##### Source extract #####
The feature set covers what you’d expect: on-call scheduling, alert routing, escalation policies, incident management workflows, runbooks, and SLO tracking. Squadcast also handles suppression rules, deduplication, and tagging — the unglamorous but necessary alert management features that keep noise under control. The Slack and Teams integrations work, status pages are included, and the mobile app handles on-call responsibilities adequately. They’ve added automation rules and workflow capabilities that handle basic auto-remediation scenarios.
Look, I’ll be honest about the trade-offs. Squadcast isn’t as polished as incident.io. The workflow automation isn’t as deep as Rootly’s. The retrospective tooling isn’t as mature as FireHydrant’s. The integration ecosystem is smaller than Opsgenie’s. But it does all of these things at 40-60% of the cost. For startups and mid-size teams where the budget constraint is real, Squadcast delivers genuine value. The product is actively developed, the team ships regularly, and the feature gap with premium alternatives has narrowed significantly over the past two years.
##### Record excerpts #####
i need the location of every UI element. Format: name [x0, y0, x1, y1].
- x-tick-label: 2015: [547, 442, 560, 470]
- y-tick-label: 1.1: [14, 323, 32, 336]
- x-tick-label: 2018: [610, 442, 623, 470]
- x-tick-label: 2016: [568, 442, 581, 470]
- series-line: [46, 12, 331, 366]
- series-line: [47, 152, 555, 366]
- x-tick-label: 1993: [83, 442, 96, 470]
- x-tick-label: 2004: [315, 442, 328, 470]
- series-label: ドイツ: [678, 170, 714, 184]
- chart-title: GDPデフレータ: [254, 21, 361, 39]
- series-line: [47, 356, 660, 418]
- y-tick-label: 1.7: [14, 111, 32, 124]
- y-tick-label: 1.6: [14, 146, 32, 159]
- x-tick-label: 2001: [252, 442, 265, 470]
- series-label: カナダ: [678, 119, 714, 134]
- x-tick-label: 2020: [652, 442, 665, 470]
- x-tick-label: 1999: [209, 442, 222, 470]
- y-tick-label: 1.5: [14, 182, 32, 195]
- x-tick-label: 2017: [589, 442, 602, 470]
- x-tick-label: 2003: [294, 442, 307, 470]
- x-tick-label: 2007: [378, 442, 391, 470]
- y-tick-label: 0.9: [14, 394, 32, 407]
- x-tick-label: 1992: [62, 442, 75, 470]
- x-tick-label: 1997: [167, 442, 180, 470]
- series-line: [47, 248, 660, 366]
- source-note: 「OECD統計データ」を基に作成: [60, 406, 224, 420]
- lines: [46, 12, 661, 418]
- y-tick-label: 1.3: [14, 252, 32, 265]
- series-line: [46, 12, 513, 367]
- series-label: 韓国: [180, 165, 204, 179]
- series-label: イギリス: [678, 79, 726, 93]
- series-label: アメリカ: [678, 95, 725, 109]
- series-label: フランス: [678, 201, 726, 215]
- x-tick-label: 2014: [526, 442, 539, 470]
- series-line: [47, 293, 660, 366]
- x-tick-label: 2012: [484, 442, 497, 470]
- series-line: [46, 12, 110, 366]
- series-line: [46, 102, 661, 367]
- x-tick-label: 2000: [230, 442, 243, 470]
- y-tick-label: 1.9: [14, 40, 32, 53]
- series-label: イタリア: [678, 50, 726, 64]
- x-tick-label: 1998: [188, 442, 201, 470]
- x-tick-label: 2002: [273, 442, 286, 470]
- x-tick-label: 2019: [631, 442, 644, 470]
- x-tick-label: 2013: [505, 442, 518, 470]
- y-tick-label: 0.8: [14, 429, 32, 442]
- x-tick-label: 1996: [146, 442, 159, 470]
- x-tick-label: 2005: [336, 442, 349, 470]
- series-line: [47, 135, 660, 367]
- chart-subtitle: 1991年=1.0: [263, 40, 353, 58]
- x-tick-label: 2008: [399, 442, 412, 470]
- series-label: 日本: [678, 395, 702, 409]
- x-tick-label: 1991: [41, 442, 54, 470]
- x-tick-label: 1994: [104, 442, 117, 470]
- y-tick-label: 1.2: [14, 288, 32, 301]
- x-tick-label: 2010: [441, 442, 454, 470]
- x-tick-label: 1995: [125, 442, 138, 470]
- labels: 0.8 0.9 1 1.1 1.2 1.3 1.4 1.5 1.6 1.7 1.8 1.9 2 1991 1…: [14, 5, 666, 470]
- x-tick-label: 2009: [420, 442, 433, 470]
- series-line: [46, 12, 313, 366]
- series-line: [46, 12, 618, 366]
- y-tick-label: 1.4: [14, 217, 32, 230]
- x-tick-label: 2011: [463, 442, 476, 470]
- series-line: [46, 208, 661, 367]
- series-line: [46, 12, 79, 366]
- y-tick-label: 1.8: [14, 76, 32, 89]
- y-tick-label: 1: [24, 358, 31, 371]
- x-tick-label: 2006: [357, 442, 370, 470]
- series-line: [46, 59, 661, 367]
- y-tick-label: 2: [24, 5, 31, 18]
#####
**Activity**
Reproduce, word for word, the portion of the Squadcast review between "Look, I’ll be" and "past two years.", inclusive.

**Answer box**
Look, I’ll be honest about the trade-offs. Squadcast isn’t as polished as incident.io. The workflow automation isn’t as deep as Rootly’s. The retrospective tooling isn’t as mature as FireHydrant’s. The integration ecosystem is smaller than Opsgenie’s. But it does all of these things at 40-60% of the cost. For startups and mid-size teams where the budget constraint is real, Squadcast delivers genuine value. The product is actively developed, the team ships regularly, and the feature gap with premium alternatives has narrowed significantly over the past two years.